STATED TASK 1 -> Change "x-tick-label" to "x-axis-tick" in the stretch of rows from the first row through the one containing "97, 166, 164]". Write out that stretch again with everything else untouched.

PASSAGE SHOWN ->

--- begin ---

I OPENED THE DOOR
FOR MY BELOVED, BUT MY BELOVED HAD TURNED AND GONE; I WAS FAINT BECAUSE OF WHAT
HE SAID. I SOUGHT, BUT FOUND HIM NOT; I CALLED, BUT HE DID NOT ANSWER.
(Shir
Hashirim 5:6)
...Already, in Moshe's time, there were parties in Israel eager for the love of God, but did not observe the limitations imposed by the Torah; as we shall explain in Parashat Korach, this was the primary sin of the 250 who were true tzaddikim, yet they morally sinned by surrendering themselves to death through this holy passion to achieve God's love by use of the incense, even though this was not acceptable according to the Torah decree that only Aharon and his sons burn incense... Moshe was aware of the enthusiasm in these groups, but the time had not yet come for it to burst forth... therefore Moshe told Israel that this is not the way, but that the yetser hara, the evil inclination, turned your hearts astray; even though this yearning is in order to achieve God's love through holiness, this is not the way which God wants, it is the way of the yetser hara to delude and mislead great Torah scholars with this longing.

--- end ---

STATED TASK 2 -> Reproduce the stretch of the commentary from "I OPENED THE" through "Hashirim 5:6)" word for word.

PROVIDED ENTRIES ->
--- begin ---

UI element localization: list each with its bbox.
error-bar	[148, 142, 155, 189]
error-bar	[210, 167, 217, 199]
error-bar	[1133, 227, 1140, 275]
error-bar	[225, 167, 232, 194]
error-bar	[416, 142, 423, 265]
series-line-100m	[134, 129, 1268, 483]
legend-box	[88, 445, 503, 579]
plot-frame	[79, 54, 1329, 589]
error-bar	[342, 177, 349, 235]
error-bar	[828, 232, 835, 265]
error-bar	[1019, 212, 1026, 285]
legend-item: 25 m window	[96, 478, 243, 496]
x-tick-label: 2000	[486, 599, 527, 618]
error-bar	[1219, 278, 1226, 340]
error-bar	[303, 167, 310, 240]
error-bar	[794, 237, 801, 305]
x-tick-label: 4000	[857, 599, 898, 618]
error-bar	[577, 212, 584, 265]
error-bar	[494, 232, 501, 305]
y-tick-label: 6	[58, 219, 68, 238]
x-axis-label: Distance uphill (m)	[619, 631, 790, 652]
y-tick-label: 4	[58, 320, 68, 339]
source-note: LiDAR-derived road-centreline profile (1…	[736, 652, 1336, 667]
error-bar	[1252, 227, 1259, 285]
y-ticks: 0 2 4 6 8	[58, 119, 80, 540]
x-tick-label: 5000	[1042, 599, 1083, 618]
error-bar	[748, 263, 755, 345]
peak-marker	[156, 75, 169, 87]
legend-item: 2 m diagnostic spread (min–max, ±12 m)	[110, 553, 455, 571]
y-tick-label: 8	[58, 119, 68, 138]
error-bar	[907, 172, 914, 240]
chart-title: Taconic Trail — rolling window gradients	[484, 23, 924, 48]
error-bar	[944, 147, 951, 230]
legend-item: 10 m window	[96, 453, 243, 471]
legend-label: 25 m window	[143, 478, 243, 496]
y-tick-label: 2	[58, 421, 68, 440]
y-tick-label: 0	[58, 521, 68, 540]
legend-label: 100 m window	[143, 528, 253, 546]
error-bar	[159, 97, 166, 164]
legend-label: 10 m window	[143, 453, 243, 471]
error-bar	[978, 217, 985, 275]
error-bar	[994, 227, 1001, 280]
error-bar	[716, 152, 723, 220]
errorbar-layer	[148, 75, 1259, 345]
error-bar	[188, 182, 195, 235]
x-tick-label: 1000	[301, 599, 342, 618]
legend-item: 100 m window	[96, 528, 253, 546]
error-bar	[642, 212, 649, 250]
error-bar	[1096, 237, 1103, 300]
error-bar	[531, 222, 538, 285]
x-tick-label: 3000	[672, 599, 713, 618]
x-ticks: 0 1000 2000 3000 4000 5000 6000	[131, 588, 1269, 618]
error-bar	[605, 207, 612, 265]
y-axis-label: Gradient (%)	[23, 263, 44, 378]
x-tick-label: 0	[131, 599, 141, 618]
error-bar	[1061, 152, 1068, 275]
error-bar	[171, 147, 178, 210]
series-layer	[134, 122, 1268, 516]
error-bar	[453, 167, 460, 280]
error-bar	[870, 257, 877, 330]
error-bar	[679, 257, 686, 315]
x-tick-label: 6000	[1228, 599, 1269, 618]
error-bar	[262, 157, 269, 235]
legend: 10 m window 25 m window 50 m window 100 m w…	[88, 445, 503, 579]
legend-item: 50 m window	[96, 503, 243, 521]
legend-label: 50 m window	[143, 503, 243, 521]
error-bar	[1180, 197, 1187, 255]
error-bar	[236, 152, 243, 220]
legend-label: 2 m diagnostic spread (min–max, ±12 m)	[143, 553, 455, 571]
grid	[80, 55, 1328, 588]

--- end ---

WRITTEN ANSWER 1 ->
UI element localization: list each with its bbox.
error-bar	[148, 142, 155, 189]
error-bar	[210, 167, 217, 199]
error-bar	[1133, 227, 1140, 275]
error-bar	[225, 167, 232, 194]
error-bar	[416, 142, 423, 265]
series-line-100m	[134, 129, 1268, 483]
legend-box	[88, 445, 503, 579]
plot-frame	[79, 54, 1329, 589]
error-bar	[342, 177, 349, 235]
error-bar	[828, 232, 835, 265]
error-bar	[1019, 212, 1026, 285]
legend-item: 25 m window	[96, 478, 243, 496]
x-axis-tick: 2000	[486, 599, 527, 618]
error-bar	[1219, 278, 1226, 340]
error-bar	[303, 167, 310, 240]
error-bar	[794, 237, 801, 305]
x-axis-tick: 4000	[857, 599, 898, 618]
error-bar	[577, 212, 584, 265]
error-bar	[494, 232, 501, 305]
y-tick-label: 6	[58, 219, 68, 238]
x-axis-label: Distance uphill (m)	[619, 631, 790, 652]
y-tick-label: 4	[58, 320, 68, 339]
source-note: LiDAR-derived road-centreline profile (1…	[736, 652, 1336, 667]
error-bar	[1252, 227, 1259, 285]
y-ticks: 0 2 4 6 8	[58, 119, 80, 540]
x-axis-tick: 5000	[1042, 599, 1083, 618]
error-bar	[748, 263, 755, 345]
peak-marker	[156, 75, 169, 87]
legend-item: 2 m diagnostic spread (min–max, ±12 m)	[110, 553, 455, 571]
y-tick-label: 8	[58, 119, 68, 138]
error-bar	[907, 172, 914, 240]
chart-title: Taconic Trail — rolling window gradients	[484, 23, 924, 48]
error-bar	[944, 147, 951, 230]
legend-item: 10 m window	[96, 453, 243, 471]
legend-label: 25 m window	[143, 478, 243, 496]
y-tick-label: 2	[58, 421, 68, 440]
y-tick-label: 0	[58, 521, 68, 540]
legend-label: 100 m window	[143, 528, 253, 546]
error-bar	[159, 97, 166, 164]

WRITTEN ANSWER 2 ->
I OPENED THE DOOR
FOR MY BELOVED, BUT MY BELOVED HAD TURNED AND GONE; I WAS FAINT BECAUSE OF WHAT
HE SAID. I SOUGHT, BUT FOUND HIM NOT; I CALLED, BUT HE DID NOT ANSWER.
(Shir
Hashirim 5:6)